* Stated goal: Reproduce the listing below without any change.

-*-

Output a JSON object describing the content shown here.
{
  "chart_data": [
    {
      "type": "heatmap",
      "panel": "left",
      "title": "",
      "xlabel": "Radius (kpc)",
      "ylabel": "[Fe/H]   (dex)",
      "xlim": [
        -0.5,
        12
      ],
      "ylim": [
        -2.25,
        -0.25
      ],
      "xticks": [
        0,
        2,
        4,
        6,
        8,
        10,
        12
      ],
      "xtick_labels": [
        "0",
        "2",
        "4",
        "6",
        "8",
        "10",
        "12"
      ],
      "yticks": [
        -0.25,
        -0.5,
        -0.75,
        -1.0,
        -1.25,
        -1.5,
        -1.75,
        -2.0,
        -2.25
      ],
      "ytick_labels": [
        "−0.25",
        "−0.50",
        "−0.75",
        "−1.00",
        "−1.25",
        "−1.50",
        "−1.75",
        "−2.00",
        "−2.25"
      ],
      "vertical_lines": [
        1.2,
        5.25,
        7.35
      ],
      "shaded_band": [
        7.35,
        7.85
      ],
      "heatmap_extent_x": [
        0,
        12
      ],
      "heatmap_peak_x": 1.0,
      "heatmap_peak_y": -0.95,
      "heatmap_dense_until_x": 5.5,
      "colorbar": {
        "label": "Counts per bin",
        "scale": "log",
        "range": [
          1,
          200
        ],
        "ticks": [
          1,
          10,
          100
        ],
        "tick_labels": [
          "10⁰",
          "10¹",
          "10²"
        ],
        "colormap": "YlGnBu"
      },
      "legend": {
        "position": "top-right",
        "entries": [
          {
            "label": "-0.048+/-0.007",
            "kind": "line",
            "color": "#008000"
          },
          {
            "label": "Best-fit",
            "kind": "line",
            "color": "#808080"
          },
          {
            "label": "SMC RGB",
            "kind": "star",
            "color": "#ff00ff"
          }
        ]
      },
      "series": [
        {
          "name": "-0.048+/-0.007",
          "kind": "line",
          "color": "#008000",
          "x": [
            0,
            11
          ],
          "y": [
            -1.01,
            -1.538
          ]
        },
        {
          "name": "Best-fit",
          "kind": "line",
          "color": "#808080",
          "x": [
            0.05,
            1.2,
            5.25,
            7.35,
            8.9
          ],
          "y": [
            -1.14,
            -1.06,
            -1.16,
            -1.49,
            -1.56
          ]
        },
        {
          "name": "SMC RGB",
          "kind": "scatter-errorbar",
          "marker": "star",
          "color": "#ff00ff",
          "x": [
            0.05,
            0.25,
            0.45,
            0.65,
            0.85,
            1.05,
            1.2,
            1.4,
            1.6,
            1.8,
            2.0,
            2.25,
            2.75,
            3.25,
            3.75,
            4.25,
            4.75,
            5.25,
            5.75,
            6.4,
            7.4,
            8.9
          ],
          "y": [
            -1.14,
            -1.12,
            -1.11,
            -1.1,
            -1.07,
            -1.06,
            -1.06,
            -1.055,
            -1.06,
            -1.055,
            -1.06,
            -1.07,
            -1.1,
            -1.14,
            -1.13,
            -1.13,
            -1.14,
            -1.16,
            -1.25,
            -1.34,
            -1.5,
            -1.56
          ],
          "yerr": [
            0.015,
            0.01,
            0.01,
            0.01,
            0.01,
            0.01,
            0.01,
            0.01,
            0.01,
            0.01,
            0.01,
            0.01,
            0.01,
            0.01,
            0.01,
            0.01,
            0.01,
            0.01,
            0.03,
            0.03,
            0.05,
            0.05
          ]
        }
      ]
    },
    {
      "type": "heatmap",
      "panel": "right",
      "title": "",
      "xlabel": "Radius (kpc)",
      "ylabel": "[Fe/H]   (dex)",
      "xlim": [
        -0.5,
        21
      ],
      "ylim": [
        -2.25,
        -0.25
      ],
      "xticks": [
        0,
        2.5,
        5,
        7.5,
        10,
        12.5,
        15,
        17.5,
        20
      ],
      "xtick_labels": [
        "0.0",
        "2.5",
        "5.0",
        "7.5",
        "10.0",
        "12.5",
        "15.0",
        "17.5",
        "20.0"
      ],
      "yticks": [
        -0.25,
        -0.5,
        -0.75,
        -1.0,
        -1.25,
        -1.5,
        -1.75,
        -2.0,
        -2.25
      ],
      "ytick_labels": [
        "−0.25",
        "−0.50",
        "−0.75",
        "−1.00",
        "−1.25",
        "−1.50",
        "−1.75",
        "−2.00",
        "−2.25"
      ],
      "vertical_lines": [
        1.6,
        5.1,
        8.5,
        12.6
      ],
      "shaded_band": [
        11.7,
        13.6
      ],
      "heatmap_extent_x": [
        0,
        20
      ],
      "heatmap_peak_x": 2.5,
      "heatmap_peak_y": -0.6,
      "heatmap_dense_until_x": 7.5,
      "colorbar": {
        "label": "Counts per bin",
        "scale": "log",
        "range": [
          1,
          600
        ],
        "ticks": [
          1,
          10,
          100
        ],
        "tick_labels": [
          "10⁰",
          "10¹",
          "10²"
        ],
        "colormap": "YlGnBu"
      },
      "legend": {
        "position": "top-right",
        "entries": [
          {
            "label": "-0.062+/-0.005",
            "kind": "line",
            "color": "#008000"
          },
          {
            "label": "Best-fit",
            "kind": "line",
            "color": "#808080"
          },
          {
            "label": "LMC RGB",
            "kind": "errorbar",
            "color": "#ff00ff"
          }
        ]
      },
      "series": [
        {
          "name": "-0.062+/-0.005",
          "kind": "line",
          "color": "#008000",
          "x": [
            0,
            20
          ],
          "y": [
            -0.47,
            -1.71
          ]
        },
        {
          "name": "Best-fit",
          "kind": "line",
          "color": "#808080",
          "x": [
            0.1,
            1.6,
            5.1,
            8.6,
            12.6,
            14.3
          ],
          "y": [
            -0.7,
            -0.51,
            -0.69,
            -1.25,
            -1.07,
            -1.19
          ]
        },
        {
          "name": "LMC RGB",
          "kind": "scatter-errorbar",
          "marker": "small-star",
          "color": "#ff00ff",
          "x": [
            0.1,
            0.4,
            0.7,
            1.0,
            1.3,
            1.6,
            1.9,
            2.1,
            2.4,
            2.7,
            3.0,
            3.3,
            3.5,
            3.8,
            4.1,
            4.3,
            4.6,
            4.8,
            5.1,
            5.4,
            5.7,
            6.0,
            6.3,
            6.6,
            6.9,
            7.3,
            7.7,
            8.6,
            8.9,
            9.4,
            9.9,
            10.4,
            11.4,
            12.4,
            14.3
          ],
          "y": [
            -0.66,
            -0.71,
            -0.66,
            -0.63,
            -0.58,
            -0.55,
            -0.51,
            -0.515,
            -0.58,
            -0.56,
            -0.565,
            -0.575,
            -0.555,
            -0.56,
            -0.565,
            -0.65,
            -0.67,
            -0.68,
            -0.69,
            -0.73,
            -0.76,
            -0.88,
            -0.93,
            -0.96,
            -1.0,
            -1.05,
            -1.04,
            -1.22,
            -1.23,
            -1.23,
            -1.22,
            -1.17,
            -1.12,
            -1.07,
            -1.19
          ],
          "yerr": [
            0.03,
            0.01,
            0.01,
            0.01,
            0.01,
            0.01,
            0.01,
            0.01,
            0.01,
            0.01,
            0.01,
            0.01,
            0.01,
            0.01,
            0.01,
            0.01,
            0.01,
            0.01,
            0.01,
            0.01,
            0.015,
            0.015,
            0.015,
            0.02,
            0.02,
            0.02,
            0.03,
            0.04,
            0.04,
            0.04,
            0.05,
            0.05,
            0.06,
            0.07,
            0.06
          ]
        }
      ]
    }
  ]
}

-*-

* Written response:
Output a JSON object describing the content shown here.
{
  "chart_data": [
    {
      "type": "heatmap",
      "panel": "left",
      "title": "",
      "xlabel": "Radius (kpc)",
      "ylabel": "[Fe/H]   (dex)",
      "xlim": [
        -0.5,
        12
      ],
      "ylim": [
        -2.25,
        -0.25
      ],
      "xticks": [
        0,
        2,
        4,
        6,
        8,
        10,
        12
      ],
      "xtick_labels": [
        "0",
        "2",
        "4",
        "6",
        "8",
        "10",
        "12"
      ],
      "yticks": [
        -0.25,
        -0.5,
        -0.75,
        -1.0,
        -1.25,
        -1.5,
        -1.75,
        -2.0,
        -2.25
      ],
      "ytick_labels": [
        "−0.25",
        "−0.50",
        "−0.75",
        "−1.00",
        "−1.25",
        "−1.50",
        "−1.75",
        "−2.00",
        "−2.25"
      ],
      "vertical_lines": [
        1.2,
        5.25,
        7.35
      ],
      "shaded_band": [
        7.35,
        7.85
      ],
      "heatmap_extent_x": [
        0,
        12
      ],
      "heatmap_peak_x": 1.0,
      "heatmap_peak_y": -0.95,
      "heatmap_dense_until_x": 5.5,
      "colorbar": {
        "label": "Counts per bin",
        "scale": "log",
        "range": [
          1,
          200
        ],
        "ticks": [
          1,
          10,
          100
        ],
        "tick_labels": [
          "10⁰",
          "10¹",
          "10²"
        ],
        "colormap": "YlGnBu"
      },
      "legend": {
        "position": "top-right",
        "entries": [
          {
            "label": "-0.048+/-0.007",
            "kind": "line",
            "color": "#008000"
          },
          {
            "label": "Best-fit",
            "kind": "line",
            "color": "#808080"
          },
          {
            "label": "SMC RGB",
            "kind": "star",
            "color": "#ff00ff"
          }
        ]
      },
      "series": [
        {
          "name": "-0.048+/-0.007",
          "kind": "line",
          "color": "#008000",
          "x": [
            0,
            11
          ],
          "y": [
            -1.01,
            -1.538
          ]
        },
        {
          "name": "Best-fit",
          "kind": "line",
          "color": "#808080",
          "x": [
            0.05,
            1.2,
            5.25,
            7.35,
            8.9
          ],
          "y": [
            -1.14,
            -1.06,
            -1.16,
            -1.49,
            -1.56
          ]
        },
        {
          "name": "SMC RGB",
          "kind": "scatter-errorbar",
          "marker": "star",
          "color": "#ff00ff",
          "x": [
            0.05,
            0.25,
            0.45,
            0.65,
            0.85,
            1.05,
            1.2,
            1.4,
            1.6,
            1.8,
            2.0,
            2.25,
            2.75,
            3.25,
            3.75,
            4.25,
            4.75,
            5.25,
            5.75,
            6.4,
            7.4,
            8.9
          ],
          "y": [
            -1.14,
            -1.12,
            -1.11,
            -1.1,
            -1.07,
            -1.06,
            -1.06,
            -1.055,
            -1.06,
            -1.055,
            -1.06,
            -1.07,
            -1.1,
            -1.14,
            -1.13,
            -1.13,
            -1.14,
            -1.16,
            -1.25,
            -1.34,
            -1.5,
            -1.56
          ],
          "yerr": [
            0.015,
            0.01,
            0.01,
            0.01,
            0.01,
            0.01,
            0.01,
            0.01,
            0.01,
            0.01,
            0.01,
            0.01,
            0.01,
            0.01,
            0.01,
            0.01,
            0.01,
            0.01,
            0.03,
            0.03,
            0.05,
            0.05
          ]
        }
      ]
    },
    {
      "type": "heatmap",
      "panel": "right",
      "title": "",
      "xlabel": "Radius (kpc)",
      "ylabel": "[Fe/H]   (dex)",
      "xlim": [
        -0.5,
        21
      ],
      "ylim": [
        -2.25,
        -0.25
      ],
      "xticks": [
        0,
        2.5,
        5,
        7.5,
        10,
        12.5,
        15,
        17.5,
        20
      ],
      "xtick_labels": [
        "0.0",
        "2.5",
        "5.0",
        "7.5",
        "10.0",
        "12.5",
        "15.0",
        "17.5",
        "20.0"
      ],
      "yticks": [
        -0.25,
        -0.5,
        -0.75,
        -1.0,
        -1.25,
        -1.5,
        -1.75,
        -2.0,
        -2.25
      ],
      "ytick_labels": [
        "−0.25",
        "−0.50",
        "−0.75",
        "−1.00",
        "−1.25",
        "−1.50",
        "−1.75",
        "−2.00",
        "−2.25"
      ],
      "vertical_lines": [
        1.6,
        5.1,
        8.5,
        12.6
      ],
      "shaded_band": [
        11.7,
        13.6
      ],
      "heatmap_extent_x": [
        0,
        20
      ],
      "heatmap_peak_x": 2.5,
      "heatmap_peak_y": -0.6,
      "heatmap_dense_until_x": 7.5,
      "colorbar": {
        "label": "Counts per bin",
        "scale": "log",
        "range": [
          1,
          600
        ],
        "ticks": [
          1,
          10,
          100
        ],
        "tick_labels": [
          "10⁰",
          "10¹",
          "10²"
        ],
        "colormap": "YlGnBu"
      },
      "legend": {
        "position": "top-right",
        "entries": [
          {
            "label": "-0.062+/-0.005",
            "kind": "line",
            "color": "#008000"
          },
          {
            "label": "Best-fit",
            "kind": "line",
            "color": "#808080"
          },
          {
            "label": "LMC RGB",
            "kind": "errorbar",
            "color": "#ff00ff"
          }
        ]
      },
      "series": [
        {
          "name": "-0.062+/-0.005",
          "kind": "line",
          "color": "#008000",
          "x": [
            0,
            20
          ],
          "y": [
            -0.47,
            -1.71
          ]
        },
        {
          "name": "Best-fit",
          "kind": "line",
          "color": "#808080",
          "x": [
            0.1,
            1.6,
            5.1,
            8.6,
            12.6,
            14.3
          ],
          "y": [
            -0.7,
            -0.51,
            -0.69,
            -1.25,
            -1.07,
            -1.19
          ]
        },
        {
          "name": "LMC RGB",
          "kind": "scatter-errorbar",
          "marker": "small-star",
          "color": "#ff00ff",
          "x": [
            0.1,
            0.4,
            0.7,
            1.0,
            1.3,
            1.6,
            1.9,
            2.1,
            2.4,
            2.7,
            3.0,
            3.3,
            3.5,
            3.8,
            4.1,
            4.3,
            4.6,
            4.8,
            5.1,
            5.4,
            5.7,
            6.0,
            6.3,
            6.6,
            6.9,
            7.3,
            7.7,
            8.6,
            8.9,
            9.4,
            9.9,
            10.4,
            11.4,
            12.4,
            14.3
          ],
          "y": [
            -0.66,
            -0.71,
            -0.66,
            -0.63,
            -0.58,
            -0.55,
            -0.51,
            -0.515,
            -0.58,
            -0.56,
            -0.565,
            -0.575,
            -0.555,
            -0.56,
            -0.565,
            -0.65,
            -0.67,
            -0.68,
            -0.69,
            -0.73,
            -0.76,
            -0.88,
            -0.93,
            -0.96,
            -1.0,
            -1.05,
            -1.04,
            -1.22,
            -1.23,
            -1.23,
            -1.22,
            -1.17,
            -1.12,
            -1.07,
            -1.19
          ],
          "yerr": [
            0.03,
            0.01,
            0.01,
            0.01,
            0.01,
            0.01,
            0.01,
            0.01,
            0.01,
            0.01,
            0.01,
            0.01,
            0.01,
            0.01,
            0.01,
            0.01,
            0.01,
            0.01,
            0.01,
            0.01,
            0.015,
            0.015,
            0.015,
            0.02,
            0.02,
            0.02,
            0.03,
            0.04,
            0.04,
            0.04,
            0.05,
            0.05,
            0.06,
            0.07,
            0.06
          ]
        }
      ]
    }
  ]
}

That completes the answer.